▽

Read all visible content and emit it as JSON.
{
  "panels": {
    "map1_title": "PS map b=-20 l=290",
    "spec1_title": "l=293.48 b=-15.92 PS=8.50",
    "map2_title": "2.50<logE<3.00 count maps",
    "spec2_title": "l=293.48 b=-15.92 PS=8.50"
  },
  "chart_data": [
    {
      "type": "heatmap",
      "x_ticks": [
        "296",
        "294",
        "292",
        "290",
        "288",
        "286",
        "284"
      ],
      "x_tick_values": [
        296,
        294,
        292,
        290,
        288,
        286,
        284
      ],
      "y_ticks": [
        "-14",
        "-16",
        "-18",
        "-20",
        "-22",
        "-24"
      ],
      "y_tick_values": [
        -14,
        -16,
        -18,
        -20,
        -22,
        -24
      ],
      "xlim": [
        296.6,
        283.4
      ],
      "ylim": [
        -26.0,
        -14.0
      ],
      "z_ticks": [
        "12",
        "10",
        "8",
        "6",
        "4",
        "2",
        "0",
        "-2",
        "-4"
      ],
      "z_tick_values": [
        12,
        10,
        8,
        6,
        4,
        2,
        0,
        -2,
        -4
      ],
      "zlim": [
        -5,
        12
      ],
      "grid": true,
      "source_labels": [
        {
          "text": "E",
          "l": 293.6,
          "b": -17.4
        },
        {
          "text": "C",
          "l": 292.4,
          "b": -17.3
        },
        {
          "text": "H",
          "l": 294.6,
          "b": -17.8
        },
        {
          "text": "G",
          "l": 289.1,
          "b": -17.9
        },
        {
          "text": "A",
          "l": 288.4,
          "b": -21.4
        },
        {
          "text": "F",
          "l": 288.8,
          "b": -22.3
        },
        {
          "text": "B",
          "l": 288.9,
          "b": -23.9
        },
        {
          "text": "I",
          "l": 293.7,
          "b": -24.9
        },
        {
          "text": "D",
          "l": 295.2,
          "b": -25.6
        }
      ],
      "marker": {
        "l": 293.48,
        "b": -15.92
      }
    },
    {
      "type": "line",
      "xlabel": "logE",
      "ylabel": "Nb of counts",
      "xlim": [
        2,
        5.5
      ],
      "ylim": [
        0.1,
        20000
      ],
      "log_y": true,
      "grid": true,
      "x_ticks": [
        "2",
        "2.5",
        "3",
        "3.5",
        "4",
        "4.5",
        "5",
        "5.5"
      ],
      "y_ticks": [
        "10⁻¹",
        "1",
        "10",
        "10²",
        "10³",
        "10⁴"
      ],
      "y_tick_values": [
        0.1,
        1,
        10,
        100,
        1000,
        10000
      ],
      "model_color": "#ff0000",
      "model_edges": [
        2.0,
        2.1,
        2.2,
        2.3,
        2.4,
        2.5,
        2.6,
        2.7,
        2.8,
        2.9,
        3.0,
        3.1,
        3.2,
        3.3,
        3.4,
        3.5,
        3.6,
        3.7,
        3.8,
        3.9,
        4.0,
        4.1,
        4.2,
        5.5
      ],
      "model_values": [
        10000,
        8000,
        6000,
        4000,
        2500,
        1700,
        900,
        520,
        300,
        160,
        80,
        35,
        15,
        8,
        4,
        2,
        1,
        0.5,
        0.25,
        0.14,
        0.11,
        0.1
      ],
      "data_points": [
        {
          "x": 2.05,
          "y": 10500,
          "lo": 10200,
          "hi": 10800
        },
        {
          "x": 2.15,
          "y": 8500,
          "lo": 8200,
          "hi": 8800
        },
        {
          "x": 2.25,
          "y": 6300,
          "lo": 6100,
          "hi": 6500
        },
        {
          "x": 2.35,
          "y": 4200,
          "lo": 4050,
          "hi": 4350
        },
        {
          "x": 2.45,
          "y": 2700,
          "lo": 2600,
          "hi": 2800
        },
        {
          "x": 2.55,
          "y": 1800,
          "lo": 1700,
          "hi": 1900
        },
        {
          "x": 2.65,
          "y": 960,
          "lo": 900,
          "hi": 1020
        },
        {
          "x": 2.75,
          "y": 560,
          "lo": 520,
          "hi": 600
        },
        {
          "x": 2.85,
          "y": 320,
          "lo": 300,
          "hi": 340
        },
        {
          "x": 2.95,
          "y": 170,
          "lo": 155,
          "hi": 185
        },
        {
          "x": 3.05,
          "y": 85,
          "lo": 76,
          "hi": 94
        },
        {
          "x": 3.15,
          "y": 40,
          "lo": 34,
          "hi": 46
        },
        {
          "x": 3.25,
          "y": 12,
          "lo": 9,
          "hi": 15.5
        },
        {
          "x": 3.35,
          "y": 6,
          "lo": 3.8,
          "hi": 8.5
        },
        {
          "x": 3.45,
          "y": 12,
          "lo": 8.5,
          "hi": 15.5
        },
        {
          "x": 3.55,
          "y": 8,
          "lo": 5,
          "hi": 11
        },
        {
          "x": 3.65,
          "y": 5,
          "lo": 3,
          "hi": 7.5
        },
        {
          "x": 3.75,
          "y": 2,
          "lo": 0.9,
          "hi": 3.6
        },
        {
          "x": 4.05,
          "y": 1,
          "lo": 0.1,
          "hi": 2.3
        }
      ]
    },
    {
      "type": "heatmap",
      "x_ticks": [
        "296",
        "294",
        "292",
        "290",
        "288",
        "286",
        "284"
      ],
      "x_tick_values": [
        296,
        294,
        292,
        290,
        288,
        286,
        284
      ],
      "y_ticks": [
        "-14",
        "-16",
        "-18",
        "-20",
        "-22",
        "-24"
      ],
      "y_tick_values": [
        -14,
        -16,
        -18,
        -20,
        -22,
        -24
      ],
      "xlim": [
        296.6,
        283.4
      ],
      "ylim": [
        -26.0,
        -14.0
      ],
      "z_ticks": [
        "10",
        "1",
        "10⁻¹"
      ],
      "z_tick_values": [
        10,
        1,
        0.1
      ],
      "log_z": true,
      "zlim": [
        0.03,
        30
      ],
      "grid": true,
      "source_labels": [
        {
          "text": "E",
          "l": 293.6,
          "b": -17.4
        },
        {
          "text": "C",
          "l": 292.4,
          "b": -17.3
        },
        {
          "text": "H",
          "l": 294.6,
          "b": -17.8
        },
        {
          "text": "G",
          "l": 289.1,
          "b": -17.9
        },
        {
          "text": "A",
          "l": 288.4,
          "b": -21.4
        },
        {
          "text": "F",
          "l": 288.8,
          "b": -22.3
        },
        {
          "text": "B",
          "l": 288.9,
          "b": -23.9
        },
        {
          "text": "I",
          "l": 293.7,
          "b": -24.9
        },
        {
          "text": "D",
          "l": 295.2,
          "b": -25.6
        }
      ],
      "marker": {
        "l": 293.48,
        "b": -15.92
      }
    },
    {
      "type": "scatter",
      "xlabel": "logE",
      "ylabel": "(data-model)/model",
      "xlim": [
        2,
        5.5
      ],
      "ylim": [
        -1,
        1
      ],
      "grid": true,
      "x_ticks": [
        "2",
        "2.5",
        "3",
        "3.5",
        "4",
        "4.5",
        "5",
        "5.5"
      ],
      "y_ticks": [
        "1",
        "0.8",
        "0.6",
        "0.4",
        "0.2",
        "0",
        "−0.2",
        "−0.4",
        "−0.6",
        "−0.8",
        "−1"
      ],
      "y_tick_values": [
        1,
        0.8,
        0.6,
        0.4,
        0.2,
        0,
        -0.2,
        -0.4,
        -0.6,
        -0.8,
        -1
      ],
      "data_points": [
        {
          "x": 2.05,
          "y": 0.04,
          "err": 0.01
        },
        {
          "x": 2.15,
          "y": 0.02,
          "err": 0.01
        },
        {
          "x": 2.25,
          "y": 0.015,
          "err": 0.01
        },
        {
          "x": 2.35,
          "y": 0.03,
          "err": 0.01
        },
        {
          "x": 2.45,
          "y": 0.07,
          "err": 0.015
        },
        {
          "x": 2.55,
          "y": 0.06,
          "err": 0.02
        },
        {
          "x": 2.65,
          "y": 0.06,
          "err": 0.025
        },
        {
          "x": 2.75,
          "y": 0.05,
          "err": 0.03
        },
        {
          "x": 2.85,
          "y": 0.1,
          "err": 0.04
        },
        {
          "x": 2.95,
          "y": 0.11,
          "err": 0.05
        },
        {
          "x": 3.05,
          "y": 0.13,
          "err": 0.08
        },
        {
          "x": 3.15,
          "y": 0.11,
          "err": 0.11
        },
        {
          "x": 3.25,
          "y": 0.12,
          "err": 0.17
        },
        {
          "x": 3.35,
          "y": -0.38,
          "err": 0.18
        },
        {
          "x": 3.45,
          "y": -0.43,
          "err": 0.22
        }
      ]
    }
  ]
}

△

Each line in the data that holds the string "ylabel" should be found and copied.

TASK ANSWER:
      "ylabel": "Nb of counts",
      "ylabel": "(data-model)/model",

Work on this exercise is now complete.